-- BEGIN Supplied entries --

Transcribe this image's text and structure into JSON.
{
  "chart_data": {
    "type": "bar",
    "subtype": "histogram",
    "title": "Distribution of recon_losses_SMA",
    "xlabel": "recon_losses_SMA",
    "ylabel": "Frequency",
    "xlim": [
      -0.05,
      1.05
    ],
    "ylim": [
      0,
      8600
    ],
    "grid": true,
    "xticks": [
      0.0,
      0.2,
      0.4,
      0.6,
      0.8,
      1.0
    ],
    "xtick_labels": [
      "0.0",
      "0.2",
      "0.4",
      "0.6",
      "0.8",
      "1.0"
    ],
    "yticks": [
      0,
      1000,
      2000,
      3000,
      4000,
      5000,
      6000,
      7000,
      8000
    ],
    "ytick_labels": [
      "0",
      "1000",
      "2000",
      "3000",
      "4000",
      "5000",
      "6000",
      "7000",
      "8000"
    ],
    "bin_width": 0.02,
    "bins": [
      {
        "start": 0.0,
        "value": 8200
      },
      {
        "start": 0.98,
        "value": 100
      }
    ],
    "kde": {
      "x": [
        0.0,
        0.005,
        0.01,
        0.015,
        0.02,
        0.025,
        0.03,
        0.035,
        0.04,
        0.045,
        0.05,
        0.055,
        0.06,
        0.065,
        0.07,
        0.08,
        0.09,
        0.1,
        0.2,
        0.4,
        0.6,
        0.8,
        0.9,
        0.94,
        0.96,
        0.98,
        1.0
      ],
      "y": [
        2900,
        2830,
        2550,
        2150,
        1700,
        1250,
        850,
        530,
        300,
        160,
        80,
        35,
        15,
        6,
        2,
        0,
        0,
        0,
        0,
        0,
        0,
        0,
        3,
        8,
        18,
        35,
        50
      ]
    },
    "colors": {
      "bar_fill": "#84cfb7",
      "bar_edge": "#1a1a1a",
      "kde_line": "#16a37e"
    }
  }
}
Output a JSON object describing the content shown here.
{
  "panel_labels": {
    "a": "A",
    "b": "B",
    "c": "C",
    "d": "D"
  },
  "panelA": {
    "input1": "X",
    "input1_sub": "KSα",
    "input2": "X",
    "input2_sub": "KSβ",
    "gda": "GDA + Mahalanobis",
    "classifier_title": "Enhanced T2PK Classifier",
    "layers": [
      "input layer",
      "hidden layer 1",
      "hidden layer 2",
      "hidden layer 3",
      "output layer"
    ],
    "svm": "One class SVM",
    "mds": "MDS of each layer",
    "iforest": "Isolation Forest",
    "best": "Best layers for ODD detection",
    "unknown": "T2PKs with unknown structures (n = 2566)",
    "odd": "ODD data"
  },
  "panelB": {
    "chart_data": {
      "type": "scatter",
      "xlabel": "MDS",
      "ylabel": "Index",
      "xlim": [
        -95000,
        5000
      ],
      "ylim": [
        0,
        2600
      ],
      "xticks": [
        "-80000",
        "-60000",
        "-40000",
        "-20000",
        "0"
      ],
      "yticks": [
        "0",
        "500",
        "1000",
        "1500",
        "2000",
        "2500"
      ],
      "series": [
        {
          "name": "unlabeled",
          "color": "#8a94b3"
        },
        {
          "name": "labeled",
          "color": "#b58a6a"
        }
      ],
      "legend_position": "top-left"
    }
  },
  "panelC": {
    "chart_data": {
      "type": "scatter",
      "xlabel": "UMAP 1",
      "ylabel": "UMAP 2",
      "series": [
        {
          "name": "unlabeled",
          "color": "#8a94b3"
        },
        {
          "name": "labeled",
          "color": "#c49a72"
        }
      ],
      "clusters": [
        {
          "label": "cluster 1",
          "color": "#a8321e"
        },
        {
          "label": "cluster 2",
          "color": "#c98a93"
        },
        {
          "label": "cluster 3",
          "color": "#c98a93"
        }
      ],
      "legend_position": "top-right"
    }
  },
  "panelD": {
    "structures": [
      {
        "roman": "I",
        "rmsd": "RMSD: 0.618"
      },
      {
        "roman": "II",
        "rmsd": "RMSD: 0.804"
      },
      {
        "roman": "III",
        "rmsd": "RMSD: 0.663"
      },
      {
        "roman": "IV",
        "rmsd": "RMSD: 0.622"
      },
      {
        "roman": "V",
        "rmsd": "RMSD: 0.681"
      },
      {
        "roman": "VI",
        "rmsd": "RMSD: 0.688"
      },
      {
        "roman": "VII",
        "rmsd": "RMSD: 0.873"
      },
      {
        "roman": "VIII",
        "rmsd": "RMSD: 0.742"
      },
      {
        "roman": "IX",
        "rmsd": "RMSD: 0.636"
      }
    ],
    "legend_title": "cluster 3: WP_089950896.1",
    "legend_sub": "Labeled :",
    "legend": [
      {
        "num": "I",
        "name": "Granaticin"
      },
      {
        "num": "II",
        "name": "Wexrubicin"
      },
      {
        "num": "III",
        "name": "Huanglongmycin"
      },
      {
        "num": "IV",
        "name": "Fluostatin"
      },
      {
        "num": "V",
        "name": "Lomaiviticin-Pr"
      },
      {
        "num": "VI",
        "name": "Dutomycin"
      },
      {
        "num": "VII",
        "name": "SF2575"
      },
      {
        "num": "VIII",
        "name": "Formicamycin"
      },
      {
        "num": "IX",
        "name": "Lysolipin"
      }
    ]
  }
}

-- END Supplied entries --

Job
Extract each entry in full, exactly as given.

Completed task
Transcribe this image's text and structure into JSON.
{
  "chart_data": {
    "type": "bar",
    "subtype": "histogram",
    "title": "Distribution of recon_losses_SMA",
    "xlabel": "recon_losses_SMA",
    "ylabel": "Frequency",
    "xlim": [
      -0.05,
      1.05
    ],
    "ylim": [
      0,
      8600
    ],
    "grid": true,
    "xticks": [
      0.0,
      0.2,
      0.4,
      0.6,
      0.8,
      1.0
    ],
    "xtick_labels": [
      "0.0",
      "0.2",
      "0.4",
      "0.6",
      "0.8",
      "1.0"
    ],
    "yticks": [
      0,
      1000,
      2000,
      3000,
      4000,
      5000,
      6000,
      7000,
      8000
    ],
    "ytick_labels": [
      "0",
      "1000",
      "2000",
      "3000",
      "4000",
      "5000",
      "6000",
      "7000",
      "8000"
    ],
    "bin_width": 0.02,
    "bins": [
      {
        "start": 0.0,
        "value": 8200
      },
      {
        "start": 0.98,
        "value": 100
      }
    ],
    "kde": {
      "x": [
        0.0,
        0.005,
        0.01,
        0.015,
        0.02,
        0.025,
        0.03,
        0.035,
        0.04,
        0.045,
        0.05,
        0.055,
        0.06,
        0.065,
        0.07,
        0.08,
        0.09,
        0.1,
        0.2,
        0.4,
        0.6,
        0.8,
        0.9,
        0.94,
        0.96,
        0.98,
        1.0
      ],
      "y": [
        2900,
        2830,
        2550,
        2150,
        1700,
        1250,
        850,
        530,
        300,
        160,
        80,
        35,
        15,
        6,
        2,
        0,
        0,
        0,
        0,
        0,
        0,
        0,
        3,
        8,
        18,
        35,
        50
      ]
    },
    "colors": {
      "bar_fill": "#84cfb7",
      "bar_edge": "#1a1a1a",
      "kde_line": "#16a37e"
    }
  }
}
Output a JSON object describing the content shown here.
{
  "panel_labels": {
    "a": "A",
    "b": "B",
    "c": "C",
    "d": "D"
  },
  "panelA": {
    "input1": "X",
    "input1_sub": "KSα",
    "input2": "X",
    "input2_sub": "KSβ",
    "gda": "GDA + Mahalanobis",
    "classifier_title": "Enhanced T2PK Classifier",
    "layers": [
      "input layer",
      "hidden layer 1",
      "hidden layer 2",
      "hidden layer 3",
      "output layer"
    ],
    "svm": "One class SVM",
    "mds": "MDS of each layer",
    "iforest": "Isolation Forest",
    "best": "Best layers for ODD detection",
    "unknown": "T2PKs with unknown structures (n = 2566)",
    "odd": "ODD data"
  },
  "panelB": {
    "chart_data": {
      "type": "scatter",
      "xlabel": "MDS",
      "ylabel": "Index",
      "xlim": [
        -95000,
        5000
      ],
      "ylim": [
        0,
        2600
      ],
      "xticks": [
        "-80000",
        "-60000",
        "-40000",
        "-20000",
        "0"
      ],
      "yticks": [
        "0",
        "500",
        "1000",
        "1500",
        "2000",
        "2500"
      ],
      "series": [
        {
          "name": "unlabeled",
          "color": "#8a94b3"
        },
        {
          "name": "labeled",
          "color": "#b58a6a"
        }
      ],
      "legend_position": "top-left"
    }
  },
  "panelC": {
    "chart_data": {
      "type": "scatter",
      "xlabel": "UMAP 1",
      "ylabel": "UMAP 2",
      "series": [
        {
          "name": "unlabeled",
          "color": "#8a94b3"
        },
        {
          "name": "labeled",
          "color": "#c49a72"
        }
      ],
      "clusters": [
        {
          "label": "cluster 1",
          "color": "#a8321e"
        },
        {
          "label": "cluster 2",
          "color": "#c98a93"
        },
        {
          "label": "cluster 3",
          "color": "#c98a93"
        }
      ],
      "legend_position": "top-right"
    }
  },
  "panelD": {
    "structures": [
      {
        "roman": "I",
        "rmsd": "RMSD: 0.618"
      },
      {
        "roman": "II",
        "rmsd": "RMSD: 0.804"
      },
      {
        "roman": "III",
        "rmsd": "RMSD: 0.663"
      },
      {
        "roman": "IV",
        "rmsd": "RMSD: 0.622"
      },
      {
        "roman": "V",
        "rmsd": "RMSD: 0.681"
      },
      {
        "roman": "VI",
        "rmsd": "RMSD: 0.688"
      },
      {
        "roman": "VII",
        "rmsd": "RMSD: 0.873"
      },
      {
        "roman": "VIII",
        "rmsd": "RMSD: 0.742"
      },
      {
        "roman": "IX",
        "rmsd": "RMSD: 0.636"
      }
    ],
    "legend_title": "cluster 3: WP_089950896.1",
    "legend_sub": "Labeled :",
    "legend": [
      {
        "num": "I",
        "name": "Granaticin"
      },
      {
        "num": "II",
        "name": "Wexrubicin"
      },
      {
        "num": "III",
        "name": "Huanglongmycin"
      },
      {
        "num": "IV",
        "name": "Fluostatin"
      },
      {
        "num": "V",
        "name": "Lomaiviticin-Pr"
      },
      {
        "num": "VI",
        "name": "Dutomycin"
      },
      {
        "num": "VII",
        "name": "SF2575"
      },
      {
        "num": "VIII",
        "name": "Formicamycin"
      },
      {
        "num": "IX",
        "name": "Lysolipin"
      }
    ]
  }
}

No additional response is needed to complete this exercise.